### [EXERCISE INSTRUCTIONS]
A faithful transcription of all the data is required.

### [INFORMATION PROVIDED]
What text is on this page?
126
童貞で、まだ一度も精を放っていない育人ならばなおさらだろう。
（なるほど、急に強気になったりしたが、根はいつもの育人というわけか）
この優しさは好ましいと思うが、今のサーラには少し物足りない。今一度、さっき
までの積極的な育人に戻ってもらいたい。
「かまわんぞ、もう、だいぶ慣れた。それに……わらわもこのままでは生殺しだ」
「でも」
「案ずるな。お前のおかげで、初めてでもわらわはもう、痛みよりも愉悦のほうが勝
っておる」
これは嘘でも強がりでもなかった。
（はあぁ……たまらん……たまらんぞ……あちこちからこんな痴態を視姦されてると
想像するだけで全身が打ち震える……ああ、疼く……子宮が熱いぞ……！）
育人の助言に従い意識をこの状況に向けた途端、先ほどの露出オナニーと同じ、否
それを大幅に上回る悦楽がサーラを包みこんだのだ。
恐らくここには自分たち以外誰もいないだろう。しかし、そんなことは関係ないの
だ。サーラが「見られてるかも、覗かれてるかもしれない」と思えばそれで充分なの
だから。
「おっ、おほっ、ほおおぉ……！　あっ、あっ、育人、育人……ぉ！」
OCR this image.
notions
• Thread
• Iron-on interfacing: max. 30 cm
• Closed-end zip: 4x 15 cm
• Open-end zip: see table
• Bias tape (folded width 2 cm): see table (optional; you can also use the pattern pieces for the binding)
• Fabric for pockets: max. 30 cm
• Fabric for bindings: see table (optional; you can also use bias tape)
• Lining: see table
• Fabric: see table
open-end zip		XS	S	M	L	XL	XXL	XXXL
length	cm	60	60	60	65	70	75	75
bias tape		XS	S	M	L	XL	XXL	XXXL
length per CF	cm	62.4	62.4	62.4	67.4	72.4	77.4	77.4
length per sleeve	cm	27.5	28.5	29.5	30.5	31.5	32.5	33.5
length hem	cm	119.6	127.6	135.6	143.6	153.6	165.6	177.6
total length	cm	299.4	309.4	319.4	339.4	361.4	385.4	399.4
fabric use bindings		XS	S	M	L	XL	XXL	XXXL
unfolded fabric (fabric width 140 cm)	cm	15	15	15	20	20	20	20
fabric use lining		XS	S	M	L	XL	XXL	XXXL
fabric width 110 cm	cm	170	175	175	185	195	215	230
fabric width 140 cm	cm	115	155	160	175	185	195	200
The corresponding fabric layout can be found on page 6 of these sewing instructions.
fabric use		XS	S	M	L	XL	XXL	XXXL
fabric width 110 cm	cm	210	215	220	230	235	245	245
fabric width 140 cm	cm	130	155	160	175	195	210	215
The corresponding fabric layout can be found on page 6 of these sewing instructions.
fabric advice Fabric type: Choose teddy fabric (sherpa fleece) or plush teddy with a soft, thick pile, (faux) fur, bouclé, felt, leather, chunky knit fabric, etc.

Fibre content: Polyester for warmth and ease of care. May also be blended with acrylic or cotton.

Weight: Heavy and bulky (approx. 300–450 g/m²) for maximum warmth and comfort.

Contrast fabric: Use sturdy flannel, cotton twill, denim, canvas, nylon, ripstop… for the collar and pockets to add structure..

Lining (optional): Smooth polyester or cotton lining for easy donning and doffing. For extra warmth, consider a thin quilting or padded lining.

### [EXPECTED OUTPUT]
What text is on this page?
126
童貞で、まだ一度も精を放っていない育人ならばなおさらだろう。
（なるほど、急に強気になったりしたが、根はいつもの育人というわけか）
この優しさは好ましいと思うが、今のサーラには少し物足りない。今一度、さっき
までの積極的な育人に戻ってもらいたい。
「かまわんぞ、もう、だいぶ慣れた。それに……わらわもこのままでは生殺しだ」
「でも」
「案ずるな。お前のおかげで、初めてでもわらわはもう、痛みよりも愉悦のほうが勝
っておる」
これは嘘でも強がりでもなかった。
（はあぁ……たまらん……たまらんぞ……あちこちからこんな痴態を視姦されてると
想像するだけで全身が打ち震える……ああ、疼く……子宮が熱いぞ……！）
育人の助言に従い意識をこの状況に向けた途端、先ほどの露出オナニーと同じ、否
それを大幅に上回る悦楽がサーラを包みこんだのだ。
恐らくここには自分たち以外誰もいないだろう。しかし、そんなことは関係ないの
だ。サーラが「見られてるかも、覗かれてるかもしれない」と思えばそれで充分なの
だから。
「おっ、おほっ、ほおおぉ……！　あっ、あっ、育人、育人……ぉ！」
OCR this image.
notions
• Thread
• Iron-on interfacing: max. 30 cm
• Closed-end zip: 4x 15 cm
• Open-end zip: see table
• Bias tape (folded width 2 cm): see table (optional; you can also use the pattern pieces for the binding)
• Fabric for pockets: max. 30 cm
• Fabric for bindings: see table (optional; you can also use bias tape)
• Lining: see table
• Fabric: see table
open-end zip		XS	S	M	L	XL	XXL	XXXL
length	cm	60	60	60	65	70	75	75
bias tape		XS	S	M	L	XL	XXL	XXXL
length per CF	cm	62.4	62.4	62.4	67.4	72.4	77.4	77.4
length per sleeve	cm	27.5	28.5	29.5	30.5	31.5	32.5	33.5
length hem	cm	119.6	127.6	135.6	143.6	153.6	165.6	177.6
total length	cm	299.4	309.4	319.4	339.4	361.4	385.4	399.4
fabric use bindings		XS	S	M	L	XL	XXL	XXXL
unfolded fabric (fabric width 140 cm)	cm	15	15	15	20	20	20	20
fabric use lining		XS	S	M	L	XL	XXL	XXXL
fabric width 110 cm	cm	170	175	175	185	195	215	230
fabric width 140 cm	cm	115	155	160	175	185	195	200
The corresponding fabric layout can be found on page 6 of these sewing instructions.
fabric use		XS	S	M	L	XL	XXL	XXXL
fabric width 110 cm	cm	210	215	220	230	235	245	245
fabric width 140 cm	cm	130	155	160	175	195	210	215
The corresponding fabric layout can be found on page 6 of these sewing instructions.
fabric advice Fabric type: Choose teddy fabric (sherpa fleece) or plush teddy with a soft, thick pile, (faux) fur, bouclé, felt, leather, chunky knit fabric, etc.

Fibre content: Polyester for warmth and ease of care. May also be blended with acrylic or cotton.

Weight: Heavy and bulky (approx. 300–450 g/m²) for maximum warmth and comfort.

Contrast fabric: Use sturdy flannel, cotton twill, denim, canvas, nylon, ripstop… for the collar and pockets to add structure..

Lining (optional): Smooth polyester or cotton lining for easy donning and doffing. For extra warmth, consider a thin quilting or padded lining.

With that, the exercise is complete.